# [TASK TO COMPLETE]
Locate every line below that contains the word "last" and copy it.

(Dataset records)
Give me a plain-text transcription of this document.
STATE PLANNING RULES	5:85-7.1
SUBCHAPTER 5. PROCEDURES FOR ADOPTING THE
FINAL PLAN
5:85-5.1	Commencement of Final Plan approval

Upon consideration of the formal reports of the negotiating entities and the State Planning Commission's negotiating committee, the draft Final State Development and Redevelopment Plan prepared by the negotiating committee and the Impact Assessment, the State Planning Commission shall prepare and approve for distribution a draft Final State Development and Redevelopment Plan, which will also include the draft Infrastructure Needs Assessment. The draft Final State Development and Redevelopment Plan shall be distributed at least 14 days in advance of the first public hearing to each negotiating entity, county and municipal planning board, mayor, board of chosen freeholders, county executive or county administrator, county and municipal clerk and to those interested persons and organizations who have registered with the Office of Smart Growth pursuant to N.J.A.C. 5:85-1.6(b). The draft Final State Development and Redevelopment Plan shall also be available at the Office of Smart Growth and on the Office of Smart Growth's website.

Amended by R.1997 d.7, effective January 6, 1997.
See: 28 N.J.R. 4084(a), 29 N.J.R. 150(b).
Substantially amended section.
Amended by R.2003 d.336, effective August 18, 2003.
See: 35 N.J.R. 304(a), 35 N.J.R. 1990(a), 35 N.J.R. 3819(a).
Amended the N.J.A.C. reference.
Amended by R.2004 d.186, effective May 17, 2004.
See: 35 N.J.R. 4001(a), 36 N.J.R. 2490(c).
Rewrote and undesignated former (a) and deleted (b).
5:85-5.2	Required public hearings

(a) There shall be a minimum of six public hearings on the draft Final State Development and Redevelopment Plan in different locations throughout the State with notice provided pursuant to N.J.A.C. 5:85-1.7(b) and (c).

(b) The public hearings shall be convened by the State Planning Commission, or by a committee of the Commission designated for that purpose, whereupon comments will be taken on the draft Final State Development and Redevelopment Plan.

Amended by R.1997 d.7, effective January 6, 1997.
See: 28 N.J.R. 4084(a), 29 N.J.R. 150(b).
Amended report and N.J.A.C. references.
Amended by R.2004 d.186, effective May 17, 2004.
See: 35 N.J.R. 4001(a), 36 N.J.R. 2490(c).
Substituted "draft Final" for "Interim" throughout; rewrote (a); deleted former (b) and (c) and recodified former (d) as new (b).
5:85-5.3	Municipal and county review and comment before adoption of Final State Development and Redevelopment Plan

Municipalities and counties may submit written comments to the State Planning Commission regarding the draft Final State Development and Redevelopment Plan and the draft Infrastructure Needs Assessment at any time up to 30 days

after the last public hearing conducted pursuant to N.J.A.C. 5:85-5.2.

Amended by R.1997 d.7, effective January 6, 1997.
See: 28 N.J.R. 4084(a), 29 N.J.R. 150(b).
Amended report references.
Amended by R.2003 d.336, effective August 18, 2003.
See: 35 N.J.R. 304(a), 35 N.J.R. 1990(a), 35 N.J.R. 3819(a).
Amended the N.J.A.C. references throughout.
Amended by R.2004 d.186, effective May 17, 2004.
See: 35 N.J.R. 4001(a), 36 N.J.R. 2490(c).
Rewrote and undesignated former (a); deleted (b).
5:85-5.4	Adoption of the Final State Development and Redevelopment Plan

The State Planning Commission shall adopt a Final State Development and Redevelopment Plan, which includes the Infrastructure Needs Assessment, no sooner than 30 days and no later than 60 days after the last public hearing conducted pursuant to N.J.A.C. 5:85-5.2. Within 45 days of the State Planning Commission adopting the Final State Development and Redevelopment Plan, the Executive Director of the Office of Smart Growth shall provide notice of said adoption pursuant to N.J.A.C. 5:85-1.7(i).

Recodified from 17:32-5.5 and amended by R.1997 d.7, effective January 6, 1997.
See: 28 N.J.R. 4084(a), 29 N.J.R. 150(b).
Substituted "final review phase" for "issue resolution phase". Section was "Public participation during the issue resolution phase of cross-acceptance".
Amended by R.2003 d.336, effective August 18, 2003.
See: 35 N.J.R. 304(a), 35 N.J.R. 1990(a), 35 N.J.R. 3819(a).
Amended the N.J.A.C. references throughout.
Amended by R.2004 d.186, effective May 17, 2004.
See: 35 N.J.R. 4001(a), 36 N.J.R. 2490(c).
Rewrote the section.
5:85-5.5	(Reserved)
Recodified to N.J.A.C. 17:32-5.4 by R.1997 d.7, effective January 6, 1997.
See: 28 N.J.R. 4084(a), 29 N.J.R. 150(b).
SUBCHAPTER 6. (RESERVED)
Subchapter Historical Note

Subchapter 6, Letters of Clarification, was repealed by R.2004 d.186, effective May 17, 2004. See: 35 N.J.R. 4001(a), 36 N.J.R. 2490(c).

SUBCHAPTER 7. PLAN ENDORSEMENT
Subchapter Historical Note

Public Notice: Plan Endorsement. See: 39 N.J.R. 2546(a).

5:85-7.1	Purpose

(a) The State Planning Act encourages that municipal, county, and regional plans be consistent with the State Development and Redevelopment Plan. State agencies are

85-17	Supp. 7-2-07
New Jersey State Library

# [FULL ANSWER]
after the last public hearing conducted pursuant to N.J.A.C. 5:85-5.2.
The State Planning Commission shall adopt a Final State Development and Redevelopment Plan, which includes the Infrastructure Needs Assessment, no sooner than 30 days and no later than 60 days after the last public hearing conducted pursuant to N.J.A.C. 5:85-5.2. Within 45 days of the State Planning Commission adopting the Final State Development and Redevelopment Plan, the Executive Director of the Office of Smart Growth shall provide notice of said adoption pursuant to N.J.A.C. 5:85-1.7(i).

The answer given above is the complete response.